— begin Exercise inputs —

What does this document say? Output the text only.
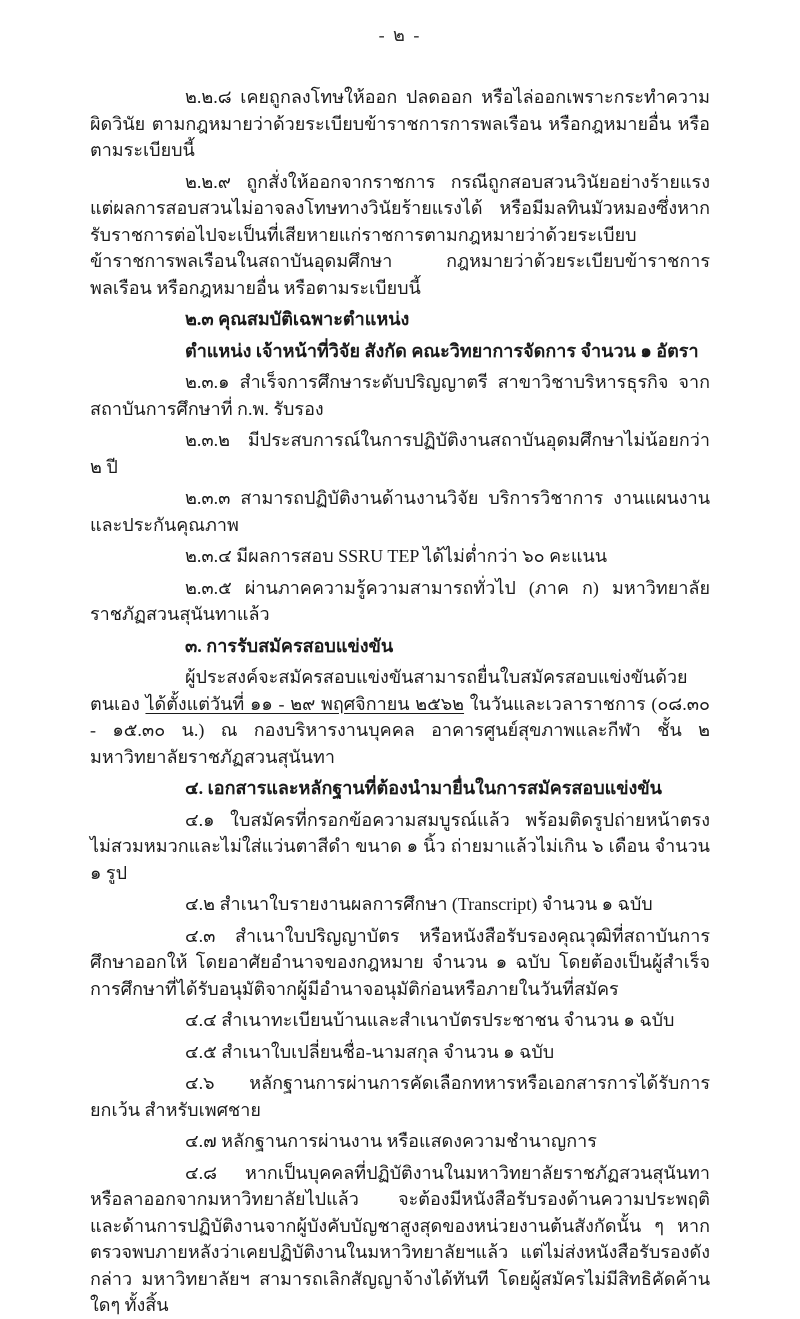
- ๒ -

๒.๒.๘ เคยถูกลงโทษให้ออก ปลดออก หรือไล่ออกเพราะกระทำความผิดวินัย ตามกฎหมายว่าด้วยระเบียบข้าราชการการพลเรือน หรือกฎหมายอื่น หรือตามระเบียบนี้

๒.๒.๙ ถูกสั่งให้ออกจากราชการ กรณีถูกสอบสวนวินัยอย่างร้ายแรงแต่ผลการสอบสวนไม่อาจลงโทษทางวินัยร้ายแรงได้ หรือมีมลทินมัวหมองซึ่งหากรับราชการต่อไปจะเป็นที่เสียหายแก่ราชการตามกฎหมายว่าด้วยระเบียบข้าราชการพลเรือนในสถาบันอุดมศึกษา กฎหมายว่าด้วยระเบียบข้าราชการพลเรือน หรือกฎหมายอื่น หรือตามระเบียบนี้

๒.๓ คุณสมบัติเฉพาะตำแหน่ง

ตำแหน่ง เจ้าหน้าที่วิจัย สังกัด คณะวิทยาการจัดการ จำนวน ๑ อัตรา

๒.๓.๑ สำเร็จการศึกษาระดับปริญญาตรี สาขาวิชาบริหารธุรกิจ จากสถาบันการศึกษาที่ ก.พ. รับรอง

๒.๓.๒ มีประสบการณ์ในการปฏิบัติงานสถาบันอุดมศึกษาไม่น้อยกว่า ๒ ปี

๒.๓.๓ สามารถปฏิบัติงานด้านงานวิจัย บริการวิชาการ งานแผนงานและประกันคุณภาพ

๒.๓.๔ มีผลการสอบ SSRU TEP ได้ไม่ต่ำกว่า ๖๐ คะแนน

๒.๓.๕ ผ่านภาคความรู้ความสามารถทั่วไป (ภาค ก) มหาวิทยาลัยราชภัฏสวนสุนันทาแล้ว

๓. การรับสมัครสอบแข่งขัน

ผู้ประสงค์จะสมัครสอบแข่งขันสามารถยื่นใบสมัครสอบแข่งขันด้วยตนเอง ได้ตั้งแต่วันที่ ๑๑ - ๒๙ พฤศจิกายน ๒๕๖๒ ในวันและเวลาราชการ (๐๘.๓๐ - ๑๕.๓๐ น.) ณ กองบริหารงานบุคคล อาคารศูนย์สุขภาพและกีฬา ชั้น ๒ มหาวิทยาลัยราชภัฏสวนสุนันทา

๔. เอกสารและหลักฐานที่ต้องนำมายื่นในการสมัครสอบแข่งขัน

๔.๑ ใบสมัครที่กรอกข้อความสมบูรณ์แล้ว พร้อมติดรูปถ่ายหน้าตรง ไม่สวมหมวกและไม่ใส่แว่นตาสีดำ ขนาด ๑ นิ้ว ถ่ายมาแล้วไม่เกิน ๖ เดือน จำนวน ๑ รูป

๔.๒ สำเนาใบรายงานผลการศึกษา (Transcript) จำนวน ๑ ฉบับ

๔.๓ สำเนาใบปริญญาบัตร หรือหนังสือรับรองคุณวุฒิที่สถาบันการศึกษาออกให้ โดยอาศัยอำนาจของกฎหมาย จำนวน ๑ ฉบับ โดยต้องเป็นผู้สำเร็จการศึกษาที่ได้รับอนุมัติจากผู้มีอำนาจอนุมัติก่อนหรือภายในวันที่สมัคร

๔.๔ สำเนาทะเบียนบ้านและสำเนาบัตรประชาชน จำนวน ๑ ฉบับ

๔.๕ สำเนาใบเปลี่ยนชื่อ-นามสกุล จำนวน ๑ ฉบับ

๔.๖ หลักฐานการผ่านการคัดเลือกทหารหรือเอกสารการได้รับการยกเว้น สำหรับเพศชาย

๔.๗ หลักฐานการผ่านงาน หรือแสดงความชำนาญการ

๔.๘ หากเป็นบุคคลที่ปฏิบัติงานในมหาวิทยาลัยราชภัฏสวนสุนันทา หรือลาออกจากมหาวิทยาลัยไปแล้ว จะต้องมีหนังสือรับรองด้านความประพฤติ และด้านการปฏิบัติงานจากผู้บังคับบัญชาสูงสุดของหน่วยงานต้นสังกัดนั้น ๆ หากตรวจพบภายหลังว่าเคยปฏิบัติงานในมหาวิทยาลัยฯแล้ว แต่ไม่ส่งหนังสือรับรองดังกล่าว มหาวิทยาลัยฯ สามารถเลิกสัญญาจ้างได้ทันที โดยผู้สมัครไม่มีสิทธิคัดค้านใดๆ ทั้งสิ้น
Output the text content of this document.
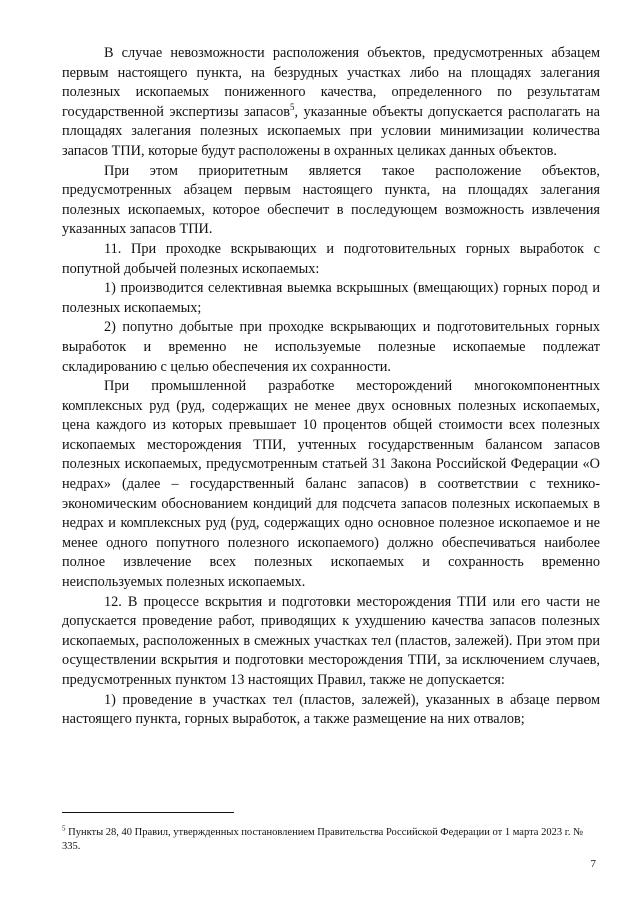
В случае невозможности расположения объектов, предусмотренных абзацем первым настоящего пункта, на безрудных участках либо на площадях залегания полезных ископаемых пониженного качества, определенного по результатам государственной экспертизы запасов$^5$, указанные объекты допускается располагать на площадях залегания полезных ископаемых при условии минимизации количества запасов ТПИ, которые будут расположены в охранных целиках данных объектов.

При этом приоритетным является такое расположение объектов, предусмотренных абзацем первым настоящего пункта, на площадях залегания полезных ископаемых, которое обеспечит в последующем возможность извлечения указанных запасов ТПИ.

11. При проходке вскрывающих и подготовительных горных выработок с попутной добычей полезных ископаемых:

1) производится селективная выемка вскрышных (вмещающих) горных пород и полезных ископаемых;

2) попутно добытые при проходке вскрывающих и подготовительных горных выработок и временно не используемые полезные ископаемые подлежат складированию с целью обеспечения их сохранности.

При промышленной разработке месторождений многокомпонентных комплексных руд (руд, содержащих не менее двух основных полезных ископаемых, цена каждого из которых превышает 10 процентов общей стоимости всех полезных ископаемых месторождения ТПИ, учтенных государственным балансом запасов полезных ископаемых, предусмотренным статьей 31 Закона Российской Федерации «О недрах» (далее – государственный баланс запасов) в соответствии с технико-экономическим обоснованием кондиций для подсчета запасов полезных ископаемых в недрах и комплексных руд (руд, содержащих одно основное полезное ископаемое и не менее одного попутного полезного ископаемого) должно обеспечиваться наиболее полное извлечение всех полезных ископаемых и сохранность временно неиспользуемых полезных ископаемых.

12. В процессе вскрытия и подготовки месторождения ТПИ или его части не допускается проведение работ, приводящих к ухудшению качества запасов полезных ископаемых, расположенных в смежных участках тел (пластов, залежей). При этом при осуществлении вскрытия и подготовки месторождения ТПИ, за исключением случаев, предусмотренных пунктом 13 настоящих Правил, также не допускается:

1) проведение в участках тел (пластов, залежей), указанных в абзаце первом настоящего пункта, горных выработок, а также размещение на них отвалов;

$^5$ Пункты 28, 40 Правил, утвержденных постановлением Правительства Российской Федерации от 1 марта 2023 г. № 335.
7
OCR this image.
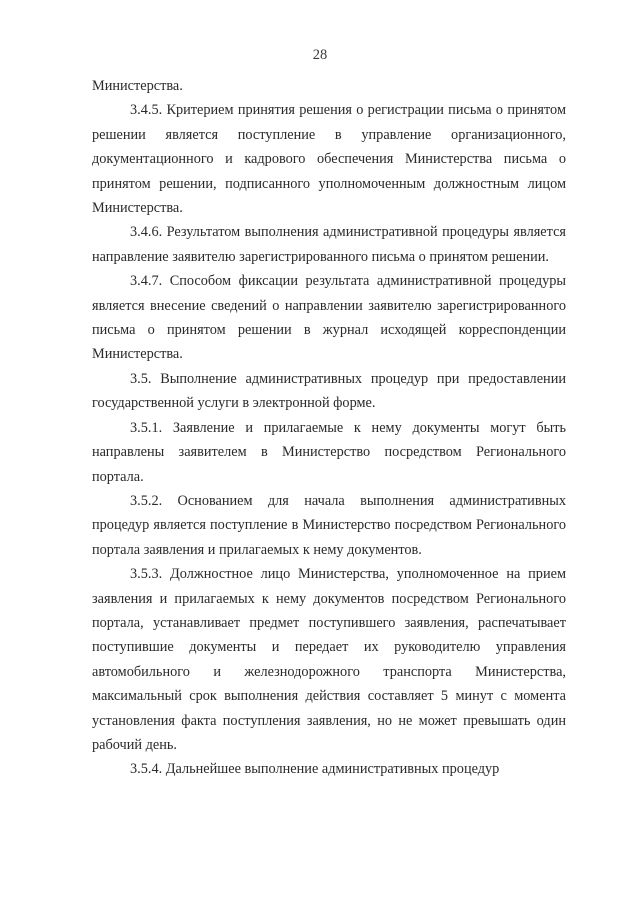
28

Министерства.

3.4.5. Критерием принятия решения о регистрации письма о принятом решении является поступление в управление организационного, документационного и кадрового обеспечения Министерства письма о принятом решении, подписанного уполномоченным должностным лицом Министерства.

3.4.6. Результатом выполнения административной процедуры является направление заявителю зарегистрированного письма о принятом решении.

3.4.7. Способом фиксации результата административной процедуры является внесение сведений о направлении заявителю зарегистрированного письма о принятом решении в журнал исходящей корреспонденции Министерства.

3.5. Выполнение административных процедур при предоставлении государственной услуги в электронной форме.

3.5.1. Заявление и прилагаемые к нему документы могут быть направлены заявителем в Министерство посредством Регионального портала.

3.5.2. Основанием для начала выполнения административных процедур является поступление в Министерство посредством Регионального портала заявления и прилагаемых к нему документов.

3.5.3. Должностное лицо Министерства, уполномоченное на прием заявления и прилагаемых к нему документов посредством Регионального портала, устанавливает предмет поступившего заявления, распечатывает поступившие документы и передает их руководителю управления автомобильного и железнодорожного транспорта Министерства, максимальный срок выполнения действия составляет 5 минут с момента установления факта поступления заявления, но не может превышать один рабочий день.

3.5.4. Дальнейшее выполнение административных процедур
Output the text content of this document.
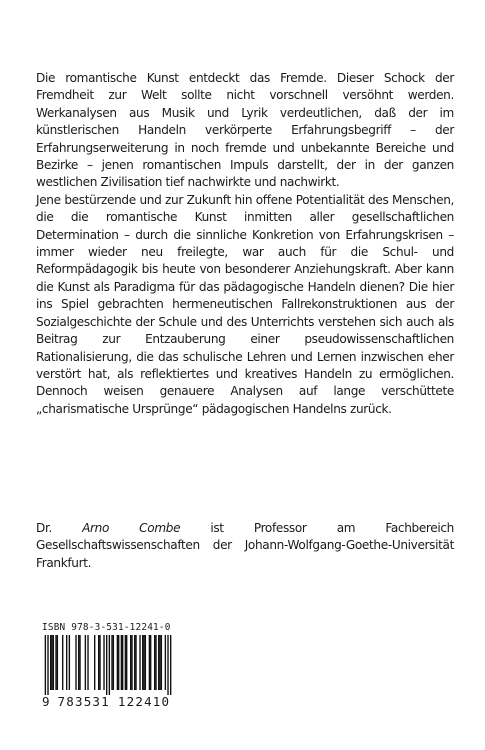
Die romantische Kunst entdeckt das Fremde. Dieser Schock der Fremdheit zur Welt sollte nicht vorschnell versöhnt werden. Werkanalysen aus Musik und Lyrik verdeutlichen, daß der im künstlerischen Handeln verkörperte Erfahrungsbegriff – der Erfahrungserweiterung in noch fremde und unbekannte Bereiche und Bezirke – jenen romantischen Impuls darstellt, der in der ganzen westlichen Zivilisation tief nachwirkte und nachwirkt.

Jene bestürzende und zur Zukunft hin offene Potentialität des Menschen, die die romantische Kunst inmitten aller gesellschaftlichen Determination – durch die sinnliche Konkretion von Erfahrungskrisen – immer wieder neu freilegte, war auch für die Schul- und Reformpädagogik bis heute von besonderer Anziehungskraft. Aber kann die Kunst als Paradigma für das pädagogische Handeln dienen? Die hier ins Spiel gebrachten hermeneutischen Fallrekonstruktionen aus der Sozialgeschichte der Schule und des Unterrichts verstehen sich auch als Beitrag zur Entzauberung einer pseudowissenschaftlichen Rationalisierung, die das schulische Lehren und Lernen inzwischen eher verstört hat, als reflektiertes und kreatives Handeln zu ermöglichen. Dennoch weisen genauere Analysen auf lange verschüttete „charismatische Ursprünge“ pädagogischen Handelns zurück.

Dr. Arno Combe ist Professor am Fachbereich Gesellschaftswissenschaften der Johann-Wolfgang-Goethe-Universität Frankfurt.

ISBN 978-3-531-12241-0
9 783531 122410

— end Exercise inputs —

◆ **What you should do**: Looking at the records above, tally the lines holding "административных" and reply with that number only.

◆ **Exercise output**: 3